• READING TEXT:
[llvm] [BOLT][DWARF] Sort GDBIndexTUEntryVector (PR #101264)

Sayhaan Siddiqui via llvm-commits llvm-commits at lists.llvm.org
Tue Jul 30 16:55:48 PDT 2024


https://github.com/sayhaan created https://github.com/llvm/llvm-project/pull/101264

Sorts GDBIndexTUEntryVector in decreasing order by hash to ensure determinism when parallelized.

>From 9afce89392bac3656f5a5d52548c110a1bdd2a2b Mon Sep 17 00:00:00 2001
From: Sayhaan Siddiqui <sayhaan at meta.com>
Date: Tue, 30 Jul 2024 14:24:00 -0700
Subject: [PATCH 1/4] [BOLT][DWARF][NFC] Split DIEBuilder::finish

---
 bolt/include/bolt/Core/DIEBuilder.h | 11 +++--
 bolt/lib/Core/DIEBuilder.cpp        | 64 +++++++++++++++++++++--------
 bolt/lib/Rewrite/DWARFRewriter.cpp  | 22 +++++++---
 3 files changed, 72 insertions(+), 25 deletions(-)

diff --git a/bolt/include/bolt/Core/DIEBuilder.h b/bolt/include/bolt/Core/DIEBuilder.h
index 0b840c142ed81..4895d384e3c92 100644
--- a/bolt/include/bolt/Core/DIEBuilder.h
+++ b/bolt/include/bolt/Core/DIEBuilder.h
@@ -207,9 +207,11 @@ class DIEBuilder {
   /// Along with current CU, and DIE being processed and the new DIE offset to
   /// be updated, it takes in Parents vector that can be empty if this DIE has
   /// no parents.

• RECORDED INFORMATION:

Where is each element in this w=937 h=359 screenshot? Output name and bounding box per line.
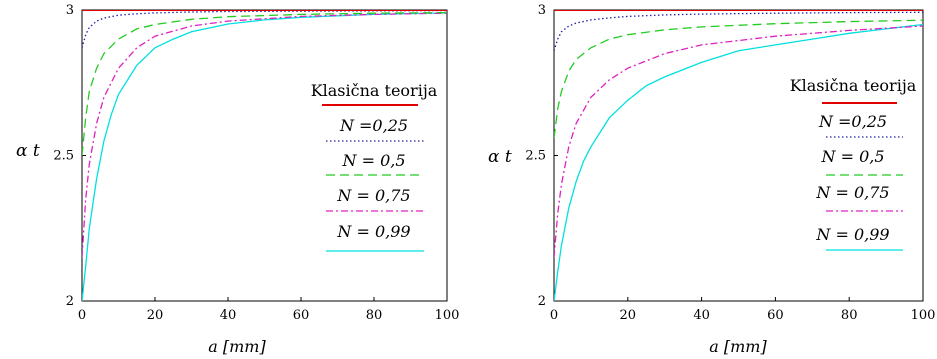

• REQUIREMENTS:
a) List every file path that the summary of changed files in the BOLT patch message names.
b) Render this sentence from the BOLT patch message in Spanish: "Sorts GDBIndexTUEntryVector in decreasing order by hash to ensure determinism when parallelized."
c) In the BOLT patch message, what subject line does patch 1 of 4 carry?
The lines after the BOLT patch message are separate material.

• ANSWERS TO EACH TASK:
a)
bolt/include/bolt/Core/DIEBuilder.h
bolt/lib/Core/DIEBuilder.cpp
bolt/lib/Rewrite/DWARFRewriter.cpp

b) Ordena GDBIndexTUEntryVector en orden decreciente por hash para garantizar el determinismo cuando se paraleliza.

c) [BOLT][DWARF][NFC] Split DIEBuilder::finish